## Your goal
Restate the entries word for word, omitting nothing.

· · ·

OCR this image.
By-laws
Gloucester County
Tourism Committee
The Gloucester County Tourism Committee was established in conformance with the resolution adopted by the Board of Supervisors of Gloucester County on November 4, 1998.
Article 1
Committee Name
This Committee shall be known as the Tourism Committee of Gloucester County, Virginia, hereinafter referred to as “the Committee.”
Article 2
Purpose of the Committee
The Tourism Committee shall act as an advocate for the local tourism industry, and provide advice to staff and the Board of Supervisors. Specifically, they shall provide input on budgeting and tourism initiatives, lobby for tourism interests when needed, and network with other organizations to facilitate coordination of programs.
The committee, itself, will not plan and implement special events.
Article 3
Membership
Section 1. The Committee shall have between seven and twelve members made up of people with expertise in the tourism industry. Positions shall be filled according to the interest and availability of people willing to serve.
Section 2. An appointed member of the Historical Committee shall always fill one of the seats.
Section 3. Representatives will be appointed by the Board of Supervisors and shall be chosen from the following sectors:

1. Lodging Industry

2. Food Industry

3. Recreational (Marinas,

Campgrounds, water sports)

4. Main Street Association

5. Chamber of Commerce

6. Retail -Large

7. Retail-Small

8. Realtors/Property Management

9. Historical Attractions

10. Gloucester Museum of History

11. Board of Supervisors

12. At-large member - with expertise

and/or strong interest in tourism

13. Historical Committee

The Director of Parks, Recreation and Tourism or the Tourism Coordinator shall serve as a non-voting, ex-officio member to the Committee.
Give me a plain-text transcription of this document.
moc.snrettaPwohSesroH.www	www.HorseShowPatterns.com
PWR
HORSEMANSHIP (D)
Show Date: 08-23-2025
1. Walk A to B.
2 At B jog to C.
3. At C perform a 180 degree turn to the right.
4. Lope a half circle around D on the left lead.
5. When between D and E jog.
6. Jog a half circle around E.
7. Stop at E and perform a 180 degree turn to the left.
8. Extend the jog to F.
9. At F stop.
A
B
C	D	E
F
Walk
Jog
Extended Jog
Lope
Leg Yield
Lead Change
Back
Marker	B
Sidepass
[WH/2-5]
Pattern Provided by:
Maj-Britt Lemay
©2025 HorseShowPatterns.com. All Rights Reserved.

· · ·

## Task answer
OCR this image.
By-laws
Gloucester County
Tourism Committee
The Gloucester County Tourism Committee was established in conformance with the resolution adopted by the Board of Supervisors of Gloucester County on November 4, 1998.
Article 1
Committee Name
This Committee shall be known as the Tourism Committee of Gloucester County, Virginia, hereinafter referred to as “the Committee.”
Article 2
Purpose of the Committee
The Tourism Committee shall act as an advocate for the local tourism industry, and provide advice to staff and the Board of Supervisors. Specifically, they shall provide input on budgeting and tourism initiatives, lobby for tourism interests when needed, and network with other organizations to facilitate coordination of programs.
The committee, itself, will not plan and implement special events.
Article 3
Membership
Section 1. The Committee shall have between seven and twelve members made up of people with expertise in the tourism industry. Positions shall be filled according to the interest and availability of people willing to serve.
Section 2. An appointed member of the Historical Committee shall always fill one of the seats.
Section 3. Representatives will be appointed by the Board of Supervisors and shall be chosen from the following sectors:

1. Lodging Industry

2. Food Industry

3. Recreational (Marinas,

Campgrounds, water sports)

4. Main Street Association

5. Chamber of Commerce

6. Retail -Large

7. Retail-Small

8. Realtors/Property Management

9. Historical Attractions

10. Gloucester Museum of History

11. Board of Supervisors

12. At-large member - with expertise

and/or strong interest in tourism

13. Historical Committee

The Director of Parks, Recreation and Tourism or the Tourism Coordinator shall serve as a non-voting, ex-officio member to the Committee.
Give me a plain-text transcription of this document.
moc.snrettaPwohSesroH.www	www.HorseShowPatterns.com
PWR
HORSEMANSHIP (D)
Show Date: 08-23-2025
1. Walk A to B.
2 At B jog to C.
3. At C perform a 180 degree turn to the right.
4. Lope a half circle around D on the left lead.
5. When between D and E jog.
6. Jog a half circle around E.
7. Stop at E and perform a 180 degree turn to the left.
8. Extend the jog to F.
9. At F stop.
A
B
C	D	E
F
Walk
Jog
Extended Jog
Lope
Leg Yield
Lead Change
Back
Marker	B
Sidepass
[WH/2-5]
Pattern Provided by:
Maj-Britt Lemay
©2025 HorseShowPatterns.com. All Rights Reserved.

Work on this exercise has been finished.